Stored records

▼

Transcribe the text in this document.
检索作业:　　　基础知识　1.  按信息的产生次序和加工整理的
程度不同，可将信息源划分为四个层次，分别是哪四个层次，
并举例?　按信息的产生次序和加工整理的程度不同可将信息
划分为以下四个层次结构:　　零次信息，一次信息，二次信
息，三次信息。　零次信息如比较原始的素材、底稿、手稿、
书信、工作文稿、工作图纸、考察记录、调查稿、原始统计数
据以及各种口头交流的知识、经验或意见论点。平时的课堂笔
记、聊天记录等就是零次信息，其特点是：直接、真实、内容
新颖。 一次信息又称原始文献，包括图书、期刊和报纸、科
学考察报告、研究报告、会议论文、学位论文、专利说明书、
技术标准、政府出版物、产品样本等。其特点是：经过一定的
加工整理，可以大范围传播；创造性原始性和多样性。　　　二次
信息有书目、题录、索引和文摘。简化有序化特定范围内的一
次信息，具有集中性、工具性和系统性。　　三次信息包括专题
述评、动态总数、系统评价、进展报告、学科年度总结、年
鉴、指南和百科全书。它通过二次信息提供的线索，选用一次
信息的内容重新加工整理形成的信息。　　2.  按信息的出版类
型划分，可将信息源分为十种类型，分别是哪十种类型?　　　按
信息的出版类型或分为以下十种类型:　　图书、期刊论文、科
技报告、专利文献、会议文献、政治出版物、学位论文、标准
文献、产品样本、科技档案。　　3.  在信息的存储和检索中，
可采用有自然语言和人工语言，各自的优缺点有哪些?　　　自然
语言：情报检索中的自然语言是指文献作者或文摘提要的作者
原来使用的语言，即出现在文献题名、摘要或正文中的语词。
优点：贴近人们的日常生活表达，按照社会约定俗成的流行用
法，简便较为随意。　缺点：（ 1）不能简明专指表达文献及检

▲

What you will do. Output all preceding records character for character.

Exercise result.
Transcribe the text in this document.
检索作业:　　　基础知识　1.  按信息的产生次序和加工整理的
程度不同，可将信息源划分为四个层次，分别是哪四个层次，
并举例?　按信息的产生次序和加工整理的程度不同可将信息
划分为以下四个层次结构:　　零次信息，一次信息，二次信
息，三次信息。　零次信息如比较原始的素材、底稿、手稿、
书信、工作文稿、工作图纸、考察记录、调查稿、原始统计数
据以及各种口头交流的知识、经验或意见论点。平时的课堂笔
记、聊天记录等就是零次信息，其特点是：直接、真实、内容
新颖。 一次信息又称原始文献，包括图书、期刊和报纸、科
学考察报告、研究报告、会议论文、学位论文、专利说明书、
技术标准、政府出版物、产品样本等。其特点是：经过一定的
加工整理，可以大范围传播；创造性原始性和多样性。　　　二次
信息有书目、题录、索引和文摘。简化有序化特定范围内的一
次信息，具有集中性、工具性和系统性。　　三次信息包括专题
述评、动态总数、系统评价、进展报告、学科年度总结、年
鉴、指南和百科全书。它通过二次信息提供的线索，选用一次
信息的内容重新加工整理形成的信息。　　2.  按信息的出版类
型划分，可将信息源分为十种类型，分别是哪十种类型?　　　按
信息的出版类型或分为以下十种类型:　　图书、期刊论文、科
技报告、专利文献、会议文献、政治出版物、学位论文、标准
文献、产品样本、科技档案。　　3.  在信息的存储和检索中，
可采用有自然语言和人工语言，各自的优缺点有哪些?　　　自然
语言：情报检索中的自然语言是指文献作者或文摘提要的作者
原来使用的语言，即出现在文献题名、摘要或正文中的语词。
优点：贴近人们的日常生活表达，按照社会约定俗成的流行用
法，简便较为随意。　缺点：（ 1）不能简明专指表达文献及检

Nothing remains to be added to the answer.